→ Direction
Examine the material below. Gather every line in which the string "this" appears.

□ □ □ □

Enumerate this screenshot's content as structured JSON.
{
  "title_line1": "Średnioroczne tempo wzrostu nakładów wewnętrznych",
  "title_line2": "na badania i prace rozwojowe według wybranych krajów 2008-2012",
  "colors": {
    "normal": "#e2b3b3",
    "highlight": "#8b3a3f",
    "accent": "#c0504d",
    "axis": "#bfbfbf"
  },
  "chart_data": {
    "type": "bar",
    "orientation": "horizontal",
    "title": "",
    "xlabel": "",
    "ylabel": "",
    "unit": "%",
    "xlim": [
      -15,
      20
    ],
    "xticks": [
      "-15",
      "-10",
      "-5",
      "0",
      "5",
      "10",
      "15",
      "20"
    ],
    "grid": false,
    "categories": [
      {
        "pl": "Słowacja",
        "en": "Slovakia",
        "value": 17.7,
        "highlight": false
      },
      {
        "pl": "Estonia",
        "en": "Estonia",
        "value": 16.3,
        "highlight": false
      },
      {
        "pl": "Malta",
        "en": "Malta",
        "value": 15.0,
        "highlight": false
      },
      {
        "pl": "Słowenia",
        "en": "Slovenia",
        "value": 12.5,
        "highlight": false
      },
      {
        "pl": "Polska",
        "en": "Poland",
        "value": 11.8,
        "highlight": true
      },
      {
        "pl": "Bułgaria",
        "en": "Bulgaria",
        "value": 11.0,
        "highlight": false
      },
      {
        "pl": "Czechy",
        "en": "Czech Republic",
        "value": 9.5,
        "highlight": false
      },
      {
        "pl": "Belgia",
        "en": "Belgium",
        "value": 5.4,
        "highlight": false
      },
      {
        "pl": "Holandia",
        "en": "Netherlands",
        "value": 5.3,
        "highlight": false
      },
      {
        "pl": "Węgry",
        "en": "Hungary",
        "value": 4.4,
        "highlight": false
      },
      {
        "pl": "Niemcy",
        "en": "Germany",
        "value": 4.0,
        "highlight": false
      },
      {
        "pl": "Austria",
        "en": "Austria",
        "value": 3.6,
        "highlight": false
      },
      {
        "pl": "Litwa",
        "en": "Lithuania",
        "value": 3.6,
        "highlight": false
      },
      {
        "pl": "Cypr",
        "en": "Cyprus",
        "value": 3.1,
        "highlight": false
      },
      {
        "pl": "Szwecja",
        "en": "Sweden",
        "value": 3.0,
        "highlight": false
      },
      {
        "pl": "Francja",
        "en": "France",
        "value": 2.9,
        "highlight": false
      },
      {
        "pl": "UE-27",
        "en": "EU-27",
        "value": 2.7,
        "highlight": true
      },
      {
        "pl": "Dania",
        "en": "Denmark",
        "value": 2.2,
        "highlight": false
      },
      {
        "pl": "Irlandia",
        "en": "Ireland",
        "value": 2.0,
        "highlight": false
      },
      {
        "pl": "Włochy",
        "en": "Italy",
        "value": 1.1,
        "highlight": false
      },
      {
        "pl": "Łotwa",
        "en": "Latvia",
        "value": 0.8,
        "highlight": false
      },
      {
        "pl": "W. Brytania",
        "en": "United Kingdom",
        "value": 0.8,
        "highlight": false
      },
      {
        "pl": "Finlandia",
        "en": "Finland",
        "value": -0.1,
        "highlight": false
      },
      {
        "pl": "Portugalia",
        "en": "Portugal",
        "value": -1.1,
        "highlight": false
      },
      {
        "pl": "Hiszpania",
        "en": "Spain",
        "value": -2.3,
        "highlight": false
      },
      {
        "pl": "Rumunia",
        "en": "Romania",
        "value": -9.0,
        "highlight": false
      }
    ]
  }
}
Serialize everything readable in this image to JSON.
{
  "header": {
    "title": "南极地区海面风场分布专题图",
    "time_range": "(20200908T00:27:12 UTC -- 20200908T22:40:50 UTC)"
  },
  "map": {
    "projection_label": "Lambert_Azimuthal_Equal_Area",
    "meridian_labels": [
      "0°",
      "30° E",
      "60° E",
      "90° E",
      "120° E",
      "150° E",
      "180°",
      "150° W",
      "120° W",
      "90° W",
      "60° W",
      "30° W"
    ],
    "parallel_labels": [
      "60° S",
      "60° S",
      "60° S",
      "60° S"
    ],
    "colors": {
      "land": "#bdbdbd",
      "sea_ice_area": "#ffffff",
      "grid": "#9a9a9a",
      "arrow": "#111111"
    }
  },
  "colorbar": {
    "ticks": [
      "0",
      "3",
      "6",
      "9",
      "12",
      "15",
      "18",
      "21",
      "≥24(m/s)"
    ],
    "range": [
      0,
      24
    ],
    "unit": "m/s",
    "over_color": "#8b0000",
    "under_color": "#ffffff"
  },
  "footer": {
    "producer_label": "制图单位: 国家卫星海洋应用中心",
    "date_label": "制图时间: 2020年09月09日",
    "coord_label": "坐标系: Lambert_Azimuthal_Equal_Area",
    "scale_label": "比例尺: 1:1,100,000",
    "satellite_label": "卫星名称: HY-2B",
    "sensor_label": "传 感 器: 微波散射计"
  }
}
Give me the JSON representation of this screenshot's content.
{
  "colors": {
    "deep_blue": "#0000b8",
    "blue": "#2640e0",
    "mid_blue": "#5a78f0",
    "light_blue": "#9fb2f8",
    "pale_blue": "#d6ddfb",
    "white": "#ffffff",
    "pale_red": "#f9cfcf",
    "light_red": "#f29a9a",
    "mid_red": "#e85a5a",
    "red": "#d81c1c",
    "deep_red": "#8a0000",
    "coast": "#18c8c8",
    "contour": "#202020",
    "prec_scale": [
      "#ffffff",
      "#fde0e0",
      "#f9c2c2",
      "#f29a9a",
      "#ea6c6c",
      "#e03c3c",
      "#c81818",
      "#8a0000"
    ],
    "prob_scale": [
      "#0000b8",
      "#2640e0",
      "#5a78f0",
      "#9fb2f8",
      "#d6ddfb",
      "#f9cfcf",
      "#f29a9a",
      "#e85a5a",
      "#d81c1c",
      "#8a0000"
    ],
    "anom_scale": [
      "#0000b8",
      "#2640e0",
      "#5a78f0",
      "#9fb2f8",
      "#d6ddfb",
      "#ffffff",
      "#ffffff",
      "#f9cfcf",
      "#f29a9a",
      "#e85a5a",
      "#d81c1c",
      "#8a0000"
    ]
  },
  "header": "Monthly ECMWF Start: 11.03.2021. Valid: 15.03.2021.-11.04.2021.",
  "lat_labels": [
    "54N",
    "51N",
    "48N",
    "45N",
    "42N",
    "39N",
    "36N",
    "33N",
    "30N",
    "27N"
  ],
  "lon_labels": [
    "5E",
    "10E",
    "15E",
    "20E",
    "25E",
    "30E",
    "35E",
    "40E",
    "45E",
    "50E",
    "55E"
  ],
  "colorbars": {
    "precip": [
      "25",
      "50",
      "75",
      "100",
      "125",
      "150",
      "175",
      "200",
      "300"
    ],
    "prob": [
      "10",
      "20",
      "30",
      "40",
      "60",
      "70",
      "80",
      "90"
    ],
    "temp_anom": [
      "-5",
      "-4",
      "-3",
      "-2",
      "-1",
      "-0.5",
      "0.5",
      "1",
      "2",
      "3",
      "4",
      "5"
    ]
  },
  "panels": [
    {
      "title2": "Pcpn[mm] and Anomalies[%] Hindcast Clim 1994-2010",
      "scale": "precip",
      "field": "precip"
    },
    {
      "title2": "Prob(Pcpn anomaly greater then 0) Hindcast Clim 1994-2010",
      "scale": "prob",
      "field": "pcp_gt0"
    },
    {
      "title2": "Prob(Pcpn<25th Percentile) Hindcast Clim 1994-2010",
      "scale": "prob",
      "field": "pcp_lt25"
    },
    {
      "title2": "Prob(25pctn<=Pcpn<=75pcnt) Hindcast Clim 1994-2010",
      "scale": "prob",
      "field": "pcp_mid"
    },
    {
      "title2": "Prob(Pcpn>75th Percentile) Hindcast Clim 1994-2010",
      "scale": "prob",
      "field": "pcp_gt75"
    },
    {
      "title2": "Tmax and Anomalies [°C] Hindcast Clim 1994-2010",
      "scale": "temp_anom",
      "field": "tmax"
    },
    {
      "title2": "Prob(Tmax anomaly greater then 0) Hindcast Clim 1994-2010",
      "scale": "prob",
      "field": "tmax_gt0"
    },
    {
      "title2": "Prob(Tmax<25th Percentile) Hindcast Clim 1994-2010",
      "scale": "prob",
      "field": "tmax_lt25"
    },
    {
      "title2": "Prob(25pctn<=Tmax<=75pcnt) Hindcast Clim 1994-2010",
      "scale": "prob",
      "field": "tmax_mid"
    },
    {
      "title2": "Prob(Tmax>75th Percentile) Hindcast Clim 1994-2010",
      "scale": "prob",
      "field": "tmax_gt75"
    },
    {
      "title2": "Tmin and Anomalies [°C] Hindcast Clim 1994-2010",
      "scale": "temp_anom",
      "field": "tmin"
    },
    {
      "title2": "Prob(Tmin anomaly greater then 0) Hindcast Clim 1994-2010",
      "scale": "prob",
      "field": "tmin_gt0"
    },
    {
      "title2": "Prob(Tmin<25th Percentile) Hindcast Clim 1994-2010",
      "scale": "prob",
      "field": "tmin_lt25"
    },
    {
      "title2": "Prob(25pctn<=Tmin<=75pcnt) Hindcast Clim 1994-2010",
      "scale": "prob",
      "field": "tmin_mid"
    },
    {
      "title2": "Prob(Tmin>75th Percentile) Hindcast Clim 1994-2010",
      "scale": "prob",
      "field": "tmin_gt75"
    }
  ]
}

□ □ □ □

→ Finished exercise
Enumerate this screenshot's content as structured JSON.
Serialize everything readable in this image to JSON.
Give me the JSON representation of this screenshot's content.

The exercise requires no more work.